# WHAT YOU ARE ASKED TO DO
Copy out the paper summary below in full, word for word.

# TEXT
Robust Universum Twin Support Vector Machine for Imbalanced Data
M. Tanveer, A. Quadir
TL;DR
The paper tackles the challenge of imbalanced data in the presence of noise and outliers by introducing IFUTSVM-ID, a robust Universum Twin SVM variant that leverages intuitionistic fuzzy memberships and universum data. It provides both linear and nonlinear (kernel) formulations, incorporating a regularization term to enforce structural risk minimization and using undersampling/oversampling via universum data to balance classes. Empirical validation on 46 KEEL datasets and the ADNI cohort demonstrates superior accuracy and statistical significance over baselines, with demonstrated resilience to label noise. The work offers practical gains for real-world classification tasks, including biomedical settings like Alzheimer’s disease diagnosis, and points to future improvements in universum data selection and sampling strategies.

# THE DATA
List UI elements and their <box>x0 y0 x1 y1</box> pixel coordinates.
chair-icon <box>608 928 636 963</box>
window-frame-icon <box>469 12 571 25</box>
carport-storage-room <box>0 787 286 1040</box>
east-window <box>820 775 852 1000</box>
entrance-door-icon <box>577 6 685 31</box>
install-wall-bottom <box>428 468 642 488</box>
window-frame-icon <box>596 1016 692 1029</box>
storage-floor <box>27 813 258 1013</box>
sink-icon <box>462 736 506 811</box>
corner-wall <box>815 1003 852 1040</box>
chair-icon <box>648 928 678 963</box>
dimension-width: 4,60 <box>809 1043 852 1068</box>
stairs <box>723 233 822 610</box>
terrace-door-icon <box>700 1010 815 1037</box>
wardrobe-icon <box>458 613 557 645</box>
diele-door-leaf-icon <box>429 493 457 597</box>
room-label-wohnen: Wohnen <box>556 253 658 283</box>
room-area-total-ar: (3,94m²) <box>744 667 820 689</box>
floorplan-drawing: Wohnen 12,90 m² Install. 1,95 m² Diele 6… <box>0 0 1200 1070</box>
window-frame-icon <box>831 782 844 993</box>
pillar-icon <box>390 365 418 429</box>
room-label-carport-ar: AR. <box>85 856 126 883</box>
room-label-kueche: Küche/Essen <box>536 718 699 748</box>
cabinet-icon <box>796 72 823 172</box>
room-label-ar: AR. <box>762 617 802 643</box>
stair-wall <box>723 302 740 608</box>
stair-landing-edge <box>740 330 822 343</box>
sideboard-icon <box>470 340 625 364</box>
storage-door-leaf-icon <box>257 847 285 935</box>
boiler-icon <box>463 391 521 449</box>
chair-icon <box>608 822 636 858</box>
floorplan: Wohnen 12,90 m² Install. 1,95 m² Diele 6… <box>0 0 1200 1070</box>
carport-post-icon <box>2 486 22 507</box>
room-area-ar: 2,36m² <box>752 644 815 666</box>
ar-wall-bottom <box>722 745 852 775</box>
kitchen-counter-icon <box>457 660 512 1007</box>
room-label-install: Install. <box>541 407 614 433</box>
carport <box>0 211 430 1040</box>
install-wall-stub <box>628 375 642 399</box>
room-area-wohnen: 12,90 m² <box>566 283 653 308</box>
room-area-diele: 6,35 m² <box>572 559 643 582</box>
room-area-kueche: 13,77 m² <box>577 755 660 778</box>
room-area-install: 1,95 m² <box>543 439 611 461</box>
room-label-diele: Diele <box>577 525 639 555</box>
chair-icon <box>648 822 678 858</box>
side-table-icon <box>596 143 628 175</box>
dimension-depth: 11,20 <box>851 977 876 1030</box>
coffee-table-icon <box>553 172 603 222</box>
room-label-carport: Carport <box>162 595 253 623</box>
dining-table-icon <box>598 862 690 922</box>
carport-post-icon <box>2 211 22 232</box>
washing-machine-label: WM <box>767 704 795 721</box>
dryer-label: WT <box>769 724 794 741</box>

# PROBLEM SOLUTION
Robust Universum Twin Support Vector Machine for Imbalanced Data
M. Tanveer, A. Quadir
TL;DR
The paper tackles the challenge of imbalanced data in the presence of noise and outliers by introducing IFUTSVM-ID, a robust Universum Twin SVM variant that leverages intuitionistic fuzzy memberships and universum data. It provides both linear and nonlinear (kernel) formulations, incorporating a regularization term to enforce structural risk minimization and using undersampling/oversampling via universum data to balance classes. Empirical validation on 46 KEEL datasets and the ADNI cohort demonstrates superior accuracy and statistical significance over baselines, with demonstrated resilience to label noise. The work offers practical gains for real-world classification tasks, including biomedical settings like Alzheimer’s disease diagnosis, and points to future improvements in universum data selection and sampling strategies.